= EXERCISE DETAILS =
Go through the entries below and collect each line with the string "Elevation" in it.

────────

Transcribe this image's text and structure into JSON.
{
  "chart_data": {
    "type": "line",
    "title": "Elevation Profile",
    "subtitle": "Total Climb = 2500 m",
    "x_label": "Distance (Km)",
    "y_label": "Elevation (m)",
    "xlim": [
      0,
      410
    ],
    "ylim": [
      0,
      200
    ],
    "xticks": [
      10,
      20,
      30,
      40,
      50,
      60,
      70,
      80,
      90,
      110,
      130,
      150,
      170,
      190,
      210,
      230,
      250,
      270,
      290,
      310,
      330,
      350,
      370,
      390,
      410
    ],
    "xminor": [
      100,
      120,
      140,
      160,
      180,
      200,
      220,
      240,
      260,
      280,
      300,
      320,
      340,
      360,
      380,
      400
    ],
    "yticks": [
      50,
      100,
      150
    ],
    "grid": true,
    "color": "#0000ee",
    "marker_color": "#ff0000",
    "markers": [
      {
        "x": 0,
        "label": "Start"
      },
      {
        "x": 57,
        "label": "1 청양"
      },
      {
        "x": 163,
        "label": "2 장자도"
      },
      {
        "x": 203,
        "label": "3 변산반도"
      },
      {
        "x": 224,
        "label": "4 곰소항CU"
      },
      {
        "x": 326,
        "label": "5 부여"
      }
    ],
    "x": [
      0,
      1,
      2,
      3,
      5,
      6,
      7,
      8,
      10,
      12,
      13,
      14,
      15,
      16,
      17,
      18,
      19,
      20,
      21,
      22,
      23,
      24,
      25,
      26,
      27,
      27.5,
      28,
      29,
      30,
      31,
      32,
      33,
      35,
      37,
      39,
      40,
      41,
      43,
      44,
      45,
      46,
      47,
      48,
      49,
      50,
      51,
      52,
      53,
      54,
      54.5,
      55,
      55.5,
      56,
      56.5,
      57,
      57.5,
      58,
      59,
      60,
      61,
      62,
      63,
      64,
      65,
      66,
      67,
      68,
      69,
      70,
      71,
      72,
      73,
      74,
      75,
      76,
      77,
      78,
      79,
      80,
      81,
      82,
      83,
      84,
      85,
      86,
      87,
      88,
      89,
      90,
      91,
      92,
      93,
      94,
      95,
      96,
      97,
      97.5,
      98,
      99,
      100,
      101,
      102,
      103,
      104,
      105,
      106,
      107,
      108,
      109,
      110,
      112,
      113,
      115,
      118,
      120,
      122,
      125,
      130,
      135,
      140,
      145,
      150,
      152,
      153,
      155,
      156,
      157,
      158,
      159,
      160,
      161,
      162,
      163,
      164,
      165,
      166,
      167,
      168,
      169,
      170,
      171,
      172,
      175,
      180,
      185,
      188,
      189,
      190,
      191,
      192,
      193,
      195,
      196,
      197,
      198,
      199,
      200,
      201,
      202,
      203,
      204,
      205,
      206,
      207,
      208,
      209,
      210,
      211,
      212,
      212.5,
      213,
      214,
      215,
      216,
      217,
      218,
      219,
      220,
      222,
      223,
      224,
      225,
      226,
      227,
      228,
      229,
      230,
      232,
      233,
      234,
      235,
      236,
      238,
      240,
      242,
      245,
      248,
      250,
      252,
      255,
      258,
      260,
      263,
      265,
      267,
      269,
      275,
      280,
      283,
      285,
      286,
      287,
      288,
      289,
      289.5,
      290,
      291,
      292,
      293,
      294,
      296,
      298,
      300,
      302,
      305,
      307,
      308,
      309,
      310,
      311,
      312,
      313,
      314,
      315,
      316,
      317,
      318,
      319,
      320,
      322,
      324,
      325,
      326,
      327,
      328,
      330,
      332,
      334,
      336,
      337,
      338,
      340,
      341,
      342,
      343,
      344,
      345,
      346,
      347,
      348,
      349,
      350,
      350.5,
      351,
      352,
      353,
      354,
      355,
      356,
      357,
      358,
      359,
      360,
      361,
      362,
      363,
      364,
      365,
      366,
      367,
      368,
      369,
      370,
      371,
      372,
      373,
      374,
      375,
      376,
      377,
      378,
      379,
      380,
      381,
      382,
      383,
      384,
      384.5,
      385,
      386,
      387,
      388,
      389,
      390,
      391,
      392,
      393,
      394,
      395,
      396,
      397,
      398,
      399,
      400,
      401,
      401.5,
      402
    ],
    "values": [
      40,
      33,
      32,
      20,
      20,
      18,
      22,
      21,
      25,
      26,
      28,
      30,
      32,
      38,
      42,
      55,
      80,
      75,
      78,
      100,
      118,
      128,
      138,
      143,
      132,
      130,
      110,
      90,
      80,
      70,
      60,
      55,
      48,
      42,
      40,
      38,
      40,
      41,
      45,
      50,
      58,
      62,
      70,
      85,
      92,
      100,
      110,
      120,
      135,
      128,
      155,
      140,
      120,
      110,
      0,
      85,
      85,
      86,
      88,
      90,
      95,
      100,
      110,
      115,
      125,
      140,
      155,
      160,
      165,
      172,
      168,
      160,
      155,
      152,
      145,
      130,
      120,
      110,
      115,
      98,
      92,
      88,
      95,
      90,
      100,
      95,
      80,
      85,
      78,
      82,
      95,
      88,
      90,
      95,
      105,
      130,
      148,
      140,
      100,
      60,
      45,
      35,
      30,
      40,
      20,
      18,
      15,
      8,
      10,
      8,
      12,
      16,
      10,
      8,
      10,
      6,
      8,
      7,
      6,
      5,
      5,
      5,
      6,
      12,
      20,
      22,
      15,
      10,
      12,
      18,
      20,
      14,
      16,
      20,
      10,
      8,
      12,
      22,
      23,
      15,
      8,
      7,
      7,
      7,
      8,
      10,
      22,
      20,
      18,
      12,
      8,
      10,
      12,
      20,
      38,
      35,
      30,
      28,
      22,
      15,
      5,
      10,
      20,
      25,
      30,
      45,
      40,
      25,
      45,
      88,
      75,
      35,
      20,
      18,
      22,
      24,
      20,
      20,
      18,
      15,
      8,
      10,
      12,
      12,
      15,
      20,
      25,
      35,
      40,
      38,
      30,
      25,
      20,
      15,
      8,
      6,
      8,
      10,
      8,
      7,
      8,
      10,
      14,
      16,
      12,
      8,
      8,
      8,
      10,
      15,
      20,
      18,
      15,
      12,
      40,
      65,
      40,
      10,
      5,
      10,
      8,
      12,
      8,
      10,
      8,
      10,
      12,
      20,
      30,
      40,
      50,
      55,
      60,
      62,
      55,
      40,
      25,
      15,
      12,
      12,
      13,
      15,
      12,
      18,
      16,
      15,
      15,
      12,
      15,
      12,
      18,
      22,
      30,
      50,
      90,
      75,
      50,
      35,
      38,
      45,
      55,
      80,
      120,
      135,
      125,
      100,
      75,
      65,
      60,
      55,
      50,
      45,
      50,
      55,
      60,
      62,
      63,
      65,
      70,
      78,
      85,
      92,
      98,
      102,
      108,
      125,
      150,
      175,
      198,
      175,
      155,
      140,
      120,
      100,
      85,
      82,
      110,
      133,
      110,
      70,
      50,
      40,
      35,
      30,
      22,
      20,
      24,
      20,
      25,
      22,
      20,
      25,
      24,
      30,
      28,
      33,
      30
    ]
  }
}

────────

= WRITTEN RESPONSE =
    "title": "Elevation Profile",
    "y_label": "Elevation (m)",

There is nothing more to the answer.